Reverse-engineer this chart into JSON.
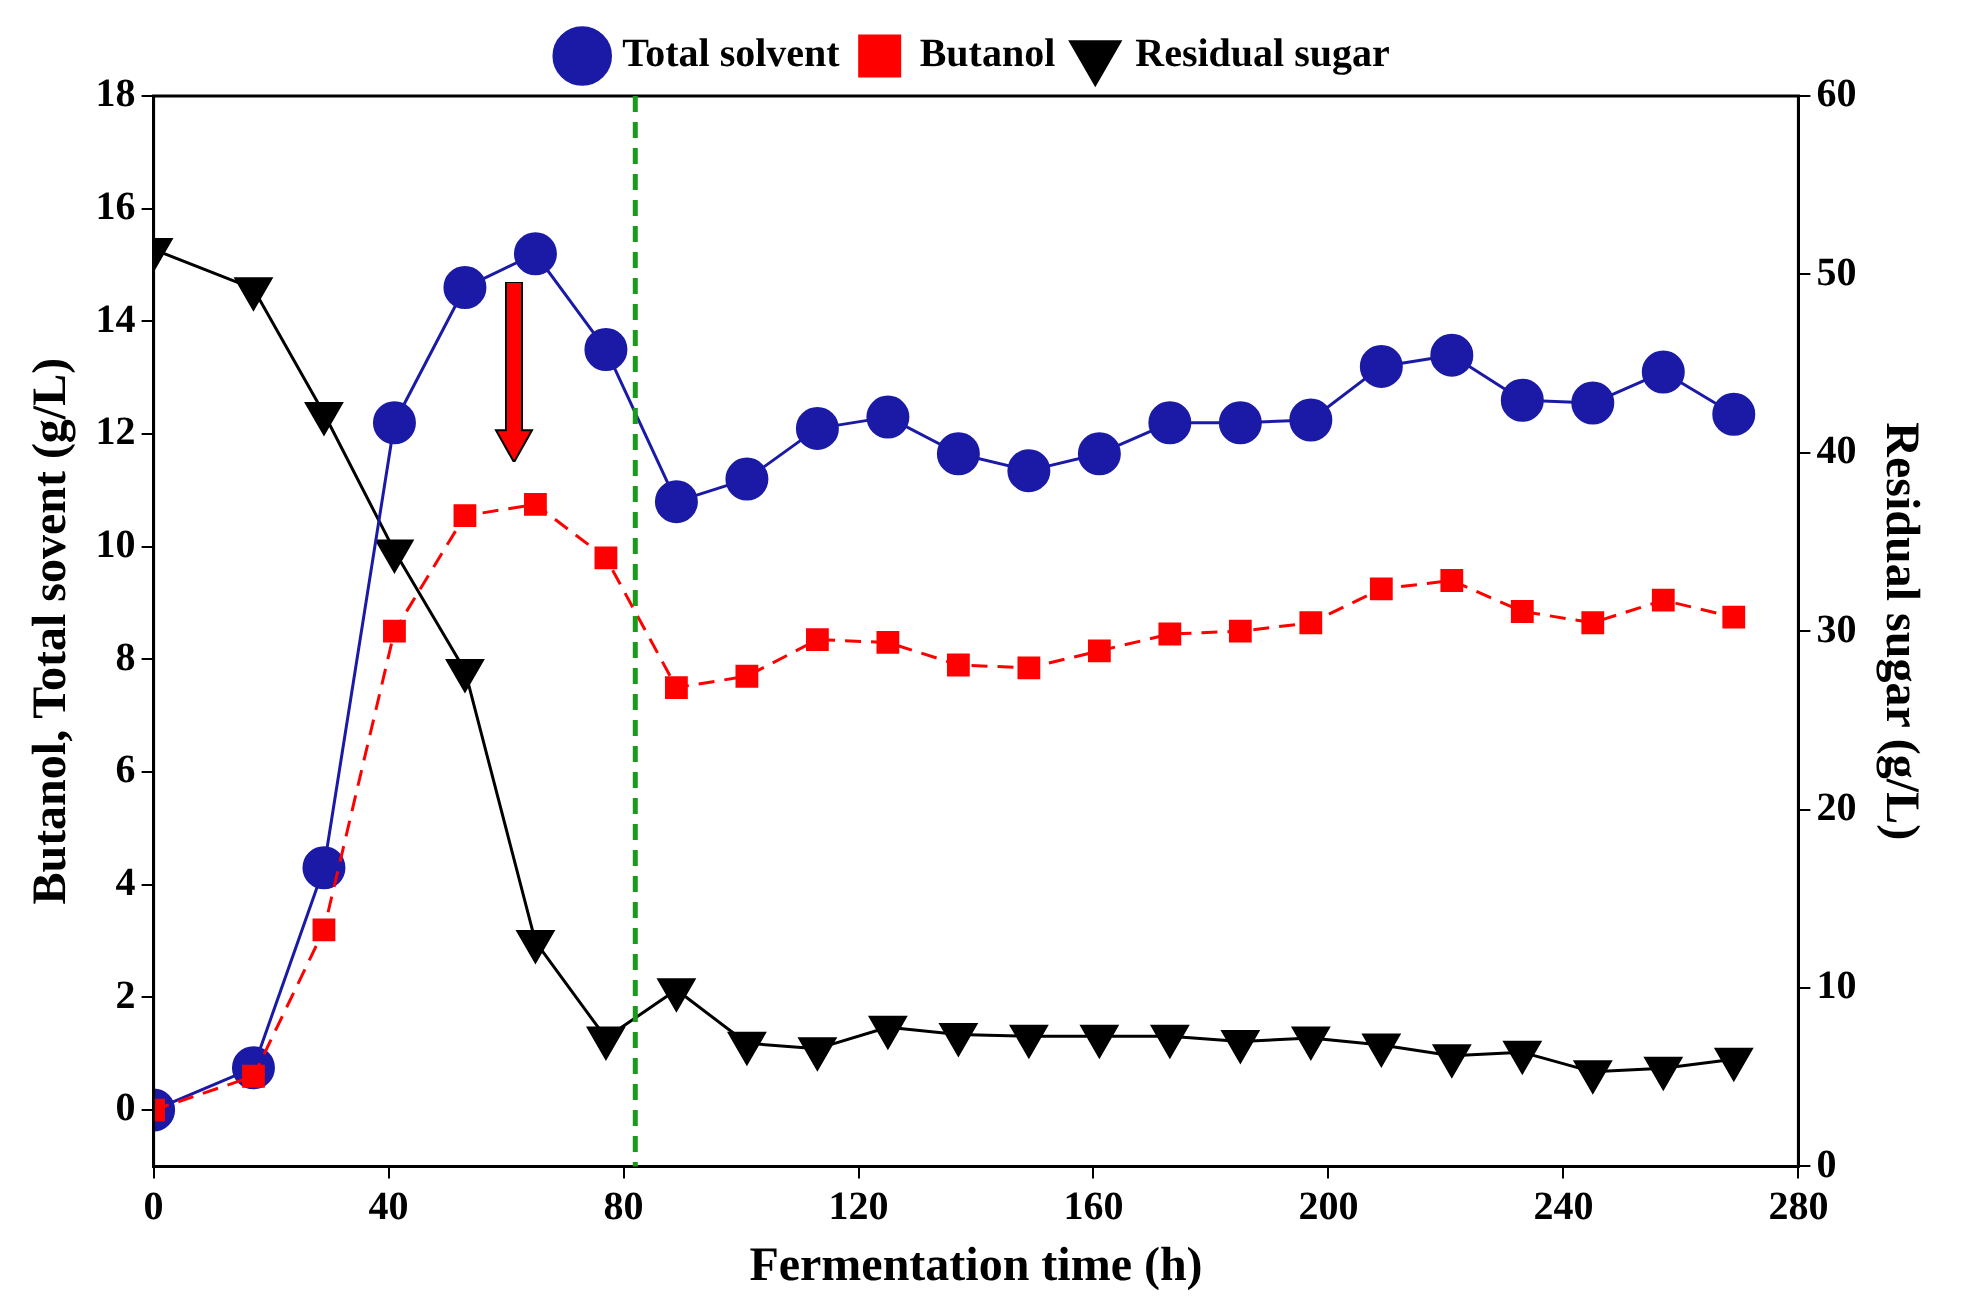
{
  "chart_data": {
    "type": "line",
    "xlabel": "Fermentation time (h)",
    "ylabel": "Butanol, Total sovent (g/L)",
    "y2label": "Residual sugar (g/L)",
    "x": [
      0,
      17,
      29,
      41,
      53,
      65,
      77,
      89,
      101,
      113,
      125,
      137,
      149,
      161,
      173,
      185,
      197,
      209,
      221,
      233,
      245,
      257,
      269
    ],
    "series": [
      {
        "name": "Total solvent",
        "color": "#1a1aa6",
        "marker": "circle",
        "line_style": "solid",
        "values": [
          0,
          0.75,
          4.3,
          12.2,
          14.6,
          15.2,
          13.5,
          10.8,
          11.2,
          12.1,
          12.3,
          11.65,
          11.35,
          11.65,
          12.2,
          12.2,
          12.25,
          13.2,
          13.4,
          12.6,
          12.55,
          13.1,
          12.35
        ]
      },
      {
        "name": "Butanol",
        "color": "#ff0000",
        "marker": "square",
        "line_style": "dashed",
        "values": [
          0,
          0.6,
          3.2,
          8.5,
          10.55,
          10.75,
          9.8,
          7.5,
          7.7,
          8.35,
          8.3,
          7.9,
          7.85,
          8.15,
          8.45,
          8.5,
          8.65,
          9.25,
          9.4,
          8.85,
          8.65,
          9.05,
          8.75
        ]
      },
      {
        "name": "Residual sugar",
        "color": "#000000",
        "marker": "triangle",
        "line_style": "solid",
        "axis": "y2",
        "values": [
          51.4,
          49.2,
          42.2,
          34.5,
          27.8,
          12.6,
          7.2,
          9.9,
          6.9,
          6.6,
          7.8,
          7.4,
          7.3,
          7.3,
          7.3,
          7.0,
          7.2,
          6.8,
          6.2,
          6.4,
          5.3,
          5.5,
          6.0
        ]
      }
    ],
    "xlim": [
      0,
      280
    ],
    "xticks": [
      0,
      40,
      80,
      120,
      160,
      200,
      240,
      280
    ],
    "ylim": [
      -1,
      18
    ],
    "yticks": [
      0,
      2,
      4,
      6,
      8,
      10,
      12,
      14,
      16,
      18
    ],
    "y2lim": [
      0,
      60
    ],
    "y2ticks": [
      0,
      10,
      20,
      30,
      40,
      50,
      60
    ],
    "ref_lines": [
      {
        "axis": "x",
        "value": 82,
        "color": "#1a9a1a",
        "line_style": "dashed"
      }
    ],
    "grid": false,
    "legend": "top"
  }
}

### Prompt
Each record above should come back exactly the same, only without its pictures.

### Answer to the task
Reverse-engineer this chart into JSON.
{
  "chart_data": {
    "type": "line",
    "xlabel": "Fermentation time (h)",
    "ylabel": "Butanol, Total sovent (g/L)",
    "y2label": "Residual sugar (g/L)",
    "x": [
      0,
      17,
      29,
      41,
      53,
      65,
      77,
      89,
      101,
      113,
      125,
      137,
      149,
      161,
      173,
      185,
      197,
      209,
      221,
      233,
      245,
      257,
      269
    ],
    "series": [
      {
        "name": "Total solvent",
        "color": "#1a1aa6",
        "marker": "circle",
        "line_style": "solid",
        "values": [
          0,
          0.75,
          4.3,
          12.2,
          14.6,
          15.2,
          13.5,
          10.8,
          11.2,
          12.1,
          12.3,
          11.65,
          11.35,
          11.65,
          12.2,
          12.2,
          12.25,
          13.2,
          13.4,
          12.6,
          12.55,
          13.1,
          12.35
        ]
      },
      {
        "name": "Butanol",
        "color": "#ff0000",
        "marker": "square",
        "line_style": "dashed",
        "values": [
          0,
          0.6,
          3.2,
          8.5,
          10.55,
          10.75,
          9.8,
          7.5,
          7.7,
          8.35,
          8.3,
          7.9,
          7.85,
          8.15,
          8.45,
          8.5,
          8.65,
          9.25,
          9.4,
          8.85,
          8.65,
          9.05,
          8.75
        ]
      },
      {
        "name": "Residual sugar",
        "color": "#000000",
        "marker": "triangle",
        "line_style": "solid",
        "axis": "y2",
        "values": [
          51.4,
          49.2,
          42.2,
          34.5,
          27.8,
          12.6,
          7.2,
          9.9,
          6.9,
          6.6,
          7.8,
          7.4,
          7.3,
          7.3,
          7.3,
          7.0,
          7.2,
          6.8,
          6.2,
          6.4,
          5.3,
          5.5,
          6.0
        ]
      }
    ],
    "xlim": [
      0,
      280
    ],
    "xticks": [
      0,
      40,
      80,
      120,
      160,
      200,
      240,
      280
    ],
    "ylim": [
      -1,
      18
    ],
    "yticks": [
      0,
      2,
      4,
      6,
      8,
      10,
      12,
      14,
      16,
      18
    ],
    "y2lim": [
      0,
      60
    ],
    "y2ticks": [
      0,
      10,
      20,
      30,
      40,
      50,
      60
    ],
    "ref_lines": [
      {
        "axis": "x",
        "value": 82,
        "color": "#1a9a1a",
        "line_style": "dashed"
      }
    ],
    "grid": false,
    "legend": "top"
  }
}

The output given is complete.